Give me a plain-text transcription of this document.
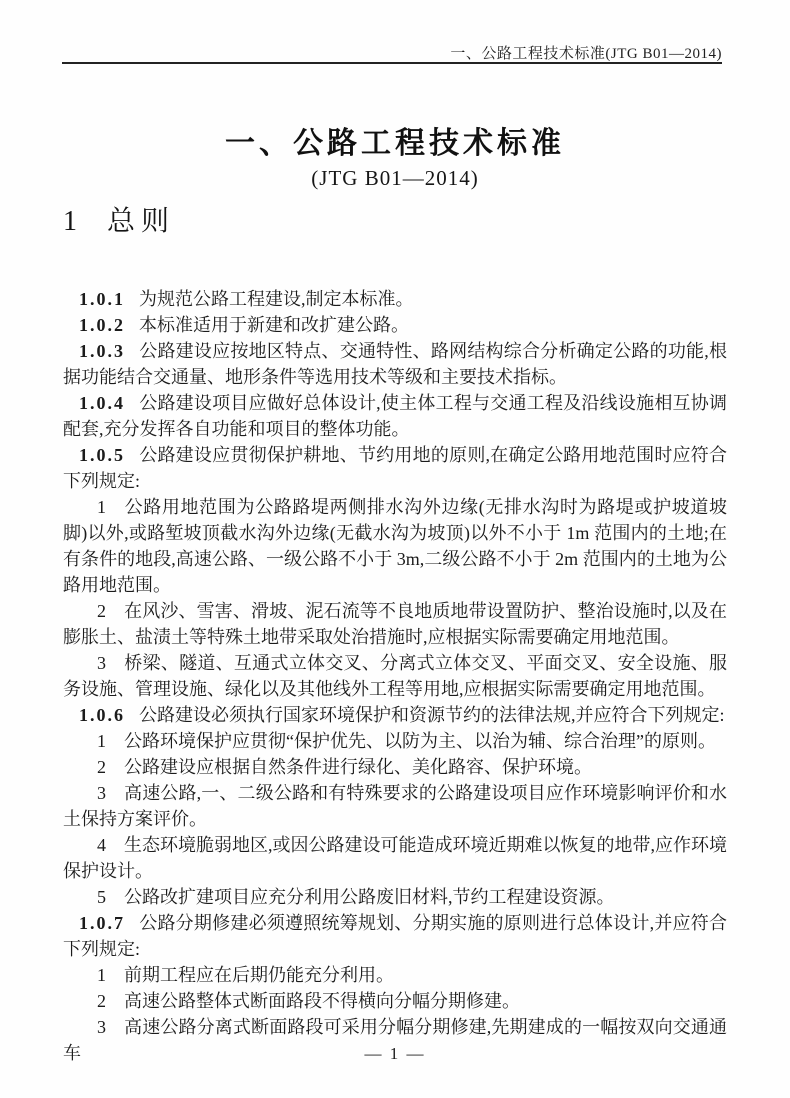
一、公路工程技术标准(JTG B01—2014)
一、公路工程技术标准
(JTG B01—2014)
1 总则

1.0.1 为规范公路工程建设,制定本标准。

1.0.2 本标准适用于新建和改扩建公路。

1.0.3 公路建设应按地区特点、交通特性、路网结构综合分析确定公路的功能,根据功能结合交通量、地形条件等选用技术等级和主要技术指标。

1.0.4 公路建设项目应做好总体设计,使主体工程与交通工程及沿线设施相互协调配套,充分发挥各自功能和项目的整体功能。

1.0.5 公路建设应贯彻保护耕地、节约用地的原则,在确定公路用地范围时应符合下列规定:

1 公路用地范围为公路路堤两侧排水沟外边缘(无排水沟时为路堤或护坡道坡脚)以外,或路堑坡顶截水沟外边缘(无截水沟为坡顶)以外不小于 1m 范围内的土地;在有条件的地段,高速公路、一级公路不小于 3m,二级公路不小于 2m 范围内的土地为公路用地范围。

2 在风沙、雪害、滑坡、泥石流等不良地质地带设置防护、整治设施时,以及在膨胀土、盐渍土等特殊土地带采取处治措施时,应根据实际需要确定用地范围。

3 桥梁、隧道、互通式立体交叉、分离式立体交叉、平面交叉、安全设施、服务设施、管理设施、绿化以及其他线外工程等用地,应根据实际需要确定用地范围。

1.0.6 公路建设必须执行国家环境保护和资源节约的法律法规,并应符合下列规定:

1 公路环境保护应贯彻“保护优先、以防为主、以治为辅、综合治理”的原则。

2 公路建设应根据自然条件进行绿化、美化路容、保护环境。

3 高速公路,一、二级公路和有特殊要求的公路建设项目应作环境影响评价和水土保持方案评价。

4 生态环境脆弱地区,或因公路建设可能造成环境近期难以恢复的地带,应作环境保护设计。

5 公路改扩建项目应充分利用公路废旧材料,节约工程建设资源。

1.0.7 公路分期修建必须遵照统筹规划、分期实施的原则进行总体设计,并应符合下列规定:

1 前期工程应在后期仍能充分利用。

2 高速公路整体式断面路段不得横向分幅分期修建。

3 高速公路分离式断面路段可采用分幅分期修建,先期建成的一幅按双向交通通车	— 1 —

• • •

> [Exercise aim]
Pictures are excluded; repeat every record exactly.

> [Completed task]
Give me a plain-text transcription of this document.
一、公路工程技术标准(JTG B01—2014)
一、公路工程技术标准
(JTG B01—2014)
1 总则

1.0.1 为规范公路工程建设,制定本标准。

1.0.2 本标准适用于新建和改扩建公路。

1.0.3 公路建设应按地区特点、交通特性、路网结构综合分析确定公路的功能,根据功能结合交通量、地形条件等选用技术等级和主要技术指标。

1.0.4 公路建设项目应做好总体设计,使主体工程与交通工程及沿线设施相互协调配套,充分发挥各自功能和项目的整体功能。

1.0.5 公路建设应贯彻保护耕地、节约用地的原则,在确定公路用地范围时应符合下列规定:

1 公路用地范围为公路路堤两侧排水沟外边缘(无排水沟时为路堤或护坡道坡脚)以外,或路堑坡顶截水沟外边缘(无截水沟为坡顶)以外不小于 1m 范围内的土地;在有条件的地段,高速公路、一级公路不小于 3m,二级公路不小于 2m 范围内的土地为公路用地范围。

2 在风沙、雪害、滑坡、泥石流等不良地质地带设置防护、整治设施时,以及在膨胀土、盐渍土等特殊土地带采取处治措施时,应根据实际需要确定用地范围。

3 桥梁、隧道、互通式立体交叉、分离式立体交叉、平面交叉、安全设施、服务设施、管理设施、绿化以及其他线外工程等用地,应根据实际需要确定用地范围。

1.0.6 公路建设必须执行国家环境保护和资源节约的法律法规,并应符合下列规定:

1 公路环境保护应贯彻“保护优先、以防为主、以治为辅、综合治理”的原则。

2 公路建设应根据自然条件进行绿化、美化路容、保护环境。

3 高速公路,一、二级公路和有特殊要求的公路建设项目应作环境影响评价和水土保持方案评价。

4 生态环境脆弱地区,或因公路建设可能造成环境近期难以恢复的地带,应作环境保护设计。

5 公路改扩建项目应充分利用公路废旧材料,节约工程建设资源。

1.0.7 公路分期修建必须遵照统筹规划、分期实施的原则进行总体设计,并应符合下列规定:

1 前期工程应在后期仍能充分利用。

2 高速公路整体式断面路段不得横向分幅分期修建。

3 高速公路分离式断面路段可采用分幅分期修建,先期建成的一幅按双向交通通车	— 1 —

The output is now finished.